# GIVEN INFORMATION start

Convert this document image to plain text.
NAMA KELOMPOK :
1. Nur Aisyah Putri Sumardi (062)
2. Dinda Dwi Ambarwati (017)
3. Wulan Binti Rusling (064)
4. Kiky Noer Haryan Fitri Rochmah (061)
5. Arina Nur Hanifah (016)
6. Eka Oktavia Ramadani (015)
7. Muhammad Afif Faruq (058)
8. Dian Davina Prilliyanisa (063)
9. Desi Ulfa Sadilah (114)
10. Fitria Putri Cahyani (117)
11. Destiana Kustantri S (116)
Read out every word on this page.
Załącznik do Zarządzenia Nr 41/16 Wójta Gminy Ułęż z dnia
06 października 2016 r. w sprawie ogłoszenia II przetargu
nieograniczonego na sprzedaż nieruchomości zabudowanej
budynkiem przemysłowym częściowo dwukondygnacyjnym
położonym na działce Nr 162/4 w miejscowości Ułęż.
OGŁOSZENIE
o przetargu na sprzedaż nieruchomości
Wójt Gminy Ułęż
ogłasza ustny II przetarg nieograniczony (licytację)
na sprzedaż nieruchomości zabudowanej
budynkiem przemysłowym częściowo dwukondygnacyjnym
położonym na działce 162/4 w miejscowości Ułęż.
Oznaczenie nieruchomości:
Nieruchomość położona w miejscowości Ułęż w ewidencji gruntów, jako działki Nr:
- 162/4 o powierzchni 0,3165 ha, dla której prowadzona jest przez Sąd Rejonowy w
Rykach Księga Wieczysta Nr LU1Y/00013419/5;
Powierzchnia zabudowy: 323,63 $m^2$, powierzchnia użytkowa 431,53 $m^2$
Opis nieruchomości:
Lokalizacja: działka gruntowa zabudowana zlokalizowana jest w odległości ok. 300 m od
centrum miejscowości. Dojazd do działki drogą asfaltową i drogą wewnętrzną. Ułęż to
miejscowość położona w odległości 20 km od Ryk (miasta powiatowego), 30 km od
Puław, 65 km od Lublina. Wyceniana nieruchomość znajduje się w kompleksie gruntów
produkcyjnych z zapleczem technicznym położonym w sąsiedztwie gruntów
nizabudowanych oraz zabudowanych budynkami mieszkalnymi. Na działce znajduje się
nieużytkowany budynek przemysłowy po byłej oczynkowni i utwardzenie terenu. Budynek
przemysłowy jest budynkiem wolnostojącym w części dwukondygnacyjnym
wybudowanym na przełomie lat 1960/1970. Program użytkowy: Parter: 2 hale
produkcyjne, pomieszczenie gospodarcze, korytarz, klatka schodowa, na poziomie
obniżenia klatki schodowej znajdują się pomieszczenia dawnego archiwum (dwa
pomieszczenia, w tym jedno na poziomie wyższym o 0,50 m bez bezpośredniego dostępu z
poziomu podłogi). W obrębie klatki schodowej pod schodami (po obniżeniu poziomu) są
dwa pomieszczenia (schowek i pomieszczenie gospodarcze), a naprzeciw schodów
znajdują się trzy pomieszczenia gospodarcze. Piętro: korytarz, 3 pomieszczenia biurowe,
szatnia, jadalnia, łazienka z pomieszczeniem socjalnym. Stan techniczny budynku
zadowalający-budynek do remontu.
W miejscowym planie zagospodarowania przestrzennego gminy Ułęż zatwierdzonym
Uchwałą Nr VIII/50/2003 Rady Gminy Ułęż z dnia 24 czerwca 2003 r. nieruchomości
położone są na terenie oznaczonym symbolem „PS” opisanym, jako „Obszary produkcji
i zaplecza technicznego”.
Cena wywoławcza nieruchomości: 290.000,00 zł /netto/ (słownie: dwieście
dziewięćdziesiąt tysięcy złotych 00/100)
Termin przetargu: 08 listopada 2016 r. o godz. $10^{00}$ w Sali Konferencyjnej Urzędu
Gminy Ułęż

# GIVEN INFORMATION end

TASK DESCRIPTION -
Write the listing out again, exactly as it reads.

RESPONSE BELOW -
Convert this document image to plain text.
NAMA KELOMPOK :
1. Nur Aisyah Putri Sumardi (062)
2. Dinda Dwi Ambarwati (017)
3. Wulan Binti Rusling (064)
4. Kiky Noer Haryan Fitri Rochmah (061)
5. Arina Nur Hanifah (016)
6. Eka Oktavia Ramadani (015)
7. Muhammad Afif Faruq (058)
8. Dian Davina Prilliyanisa (063)
9. Desi Ulfa Sadilah (114)
10. Fitria Putri Cahyani (117)
11. Destiana Kustantri S (116)
Read out every word on this page.
Załącznik do Zarządzenia Nr 41/16 Wójta Gminy Ułęż z dnia
06 października 2016 r. w sprawie ogłoszenia II przetargu
nieograniczonego na sprzedaż nieruchomości zabudowanej
budynkiem przemysłowym częściowo dwukondygnacyjnym
położonym na działce Nr 162/4 w miejscowości Ułęż.
OGŁOSZENIE
o przetargu na sprzedaż nieruchomości
Wójt Gminy Ułęż
ogłasza ustny II przetarg nieograniczony (licytację)
na sprzedaż nieruchomości zabudowanej
budynkiem przemysłowym częściowo dwukondygnacyjnym
położonym na działce 162/4 w miejscowości Ułęż.
Oznaczenie nieruchomości:
Nieruchomość położona w miejscowości Ułęż w ewidencji gruntów, jako działki Nr:
- 162/4 o powierzchni 0,3165 ha, dla której prowadzona jest przez Sąd Rejonowy w
Rykach Księga Wieczysta Nr LU1Y/00013419/5;
Powierzchnia zabudowy: 323,63 $m^2$, powierzchnia użytkowa 431,53 $m^2$
Opis nieruchomości:
Lokalizacja: działka gruntowa zabudowana zlokalizowana jest w odległości ok. 300 m od
centrum miejscowości. Dojazd do działki drogą asfaltową i drogą wewnętrzną. Ułęż to
miejscowość położona w odległości 20 km od Ryk (miasta powiatowego), 30 km od
Puław, 65 km od Lublina. Wyceniana nieruchomość znajduje się w kompleksie gruntów
produkcyjnych z zapleczem technicznym położonym w sąsiedztwie gruntów
nizabudowanych oraz zabudowanych budynkami mieszkalnymi. Na działce znajduje się
nieużytkowany budynek przemysłowy po byłej oczynkowni i utwardzenie terenu. Budynek
przemysłowy jest budynkiem wolnostojącym w części dwukondygnacyjnym
wybudowanym na przełomie lat 1960/1970. Program użytkowy: Parter: 2 hale
produkcyjne, pomieszczenie gospodarcze, korytarz, klatka schodowa, na poziomie
obniżenia klatki schodowej znajdują się pomieszczenia dawnego archiwum (dwa
pomieszczenia, w tym jedno na poziomie wyższym o 0,50 m bez bezpośredniego dostępu z
poziomu podłogi). W obrębie klatki schodowej pod schodami (po obniżeniu poziomu) są
dwa pomieszczenia (schowek i pomieszczenie gospodarcze), a naprzeciw schodów
znajdują się trzy pomieszczenia gospodarcze. Piętro: korytarz, 3 pomieszczenia biurowe,
szatnia, jadalnia, łazienka z pomieszczeniem socjalnym. Stan techniczny budynku
zadowalający-budynek do remontu.
W miejscowym planie zagospodarowania przestrzennego gminy Ułęż zatwierdzonym
Uchwałą Nr VIII/50/2003 Rady Gminy Ułęż z dnia 24 czerwca 2003 r. nieruchomości
położone są na terenie oznaczonym symbolem „PS” opisanym, jako „Obszary produkcji
i zaplecza technicznego”.
Cena wywoławcza nieruchomości: 290.000,00 zł /netto/ (słownie: dwieście
dziewięćdziesiąt tysięcy złotych 00/100)
Termin przetargu: 08 listopada 2016 r. o godz. $10^{00}$ w Sali Konferencyjnej Urzędu
Gminy Ułęż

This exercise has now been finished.